■ Aim of the exercise ■
Search the records that follow and extract every line containing the string "一人旅大歓迎".

** start of The records **

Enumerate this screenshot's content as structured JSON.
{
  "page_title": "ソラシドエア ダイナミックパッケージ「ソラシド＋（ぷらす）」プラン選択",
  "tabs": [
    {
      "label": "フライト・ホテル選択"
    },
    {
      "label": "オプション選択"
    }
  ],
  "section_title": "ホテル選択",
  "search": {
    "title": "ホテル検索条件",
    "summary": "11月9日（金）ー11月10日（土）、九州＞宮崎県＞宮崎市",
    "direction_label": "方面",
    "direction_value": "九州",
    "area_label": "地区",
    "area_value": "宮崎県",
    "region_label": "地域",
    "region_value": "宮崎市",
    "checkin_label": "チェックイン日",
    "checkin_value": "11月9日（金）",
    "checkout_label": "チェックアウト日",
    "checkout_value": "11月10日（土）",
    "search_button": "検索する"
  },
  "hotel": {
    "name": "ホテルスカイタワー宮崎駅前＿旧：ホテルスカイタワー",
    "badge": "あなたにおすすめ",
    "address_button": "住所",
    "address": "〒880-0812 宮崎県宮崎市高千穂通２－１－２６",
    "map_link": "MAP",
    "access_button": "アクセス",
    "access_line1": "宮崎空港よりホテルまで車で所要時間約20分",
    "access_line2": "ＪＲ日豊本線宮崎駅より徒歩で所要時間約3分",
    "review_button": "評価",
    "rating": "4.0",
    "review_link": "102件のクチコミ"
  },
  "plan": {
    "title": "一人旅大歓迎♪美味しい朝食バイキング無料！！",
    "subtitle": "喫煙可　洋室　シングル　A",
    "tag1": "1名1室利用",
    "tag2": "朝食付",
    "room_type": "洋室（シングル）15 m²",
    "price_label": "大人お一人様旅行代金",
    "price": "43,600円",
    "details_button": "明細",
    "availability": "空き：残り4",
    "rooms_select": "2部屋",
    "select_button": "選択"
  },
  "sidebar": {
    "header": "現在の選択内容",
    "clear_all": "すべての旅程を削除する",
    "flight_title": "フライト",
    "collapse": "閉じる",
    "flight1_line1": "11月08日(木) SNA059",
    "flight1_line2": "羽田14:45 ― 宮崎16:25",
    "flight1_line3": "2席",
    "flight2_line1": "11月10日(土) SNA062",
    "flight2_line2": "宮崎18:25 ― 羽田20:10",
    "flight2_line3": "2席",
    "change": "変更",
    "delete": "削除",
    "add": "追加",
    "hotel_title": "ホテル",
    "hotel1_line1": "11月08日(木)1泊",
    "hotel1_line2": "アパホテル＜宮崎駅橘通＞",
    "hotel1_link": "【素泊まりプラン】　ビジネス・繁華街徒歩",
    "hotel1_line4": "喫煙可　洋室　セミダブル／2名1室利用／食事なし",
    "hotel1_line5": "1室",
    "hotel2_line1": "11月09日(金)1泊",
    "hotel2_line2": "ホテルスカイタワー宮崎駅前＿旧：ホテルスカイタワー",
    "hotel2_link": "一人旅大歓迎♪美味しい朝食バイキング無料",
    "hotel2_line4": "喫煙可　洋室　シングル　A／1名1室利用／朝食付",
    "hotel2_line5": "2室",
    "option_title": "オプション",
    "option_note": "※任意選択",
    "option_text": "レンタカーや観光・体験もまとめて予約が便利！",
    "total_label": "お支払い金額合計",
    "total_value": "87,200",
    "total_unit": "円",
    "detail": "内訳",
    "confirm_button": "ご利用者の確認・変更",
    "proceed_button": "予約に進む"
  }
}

** end of The records **

■ Correct output ■
    "title": "一人旅大歓迎♪美味しい朝食バイキング無料！！",
    "hotel2_link": "一人旅大歓迎♪美味しい朝食バイキング無料",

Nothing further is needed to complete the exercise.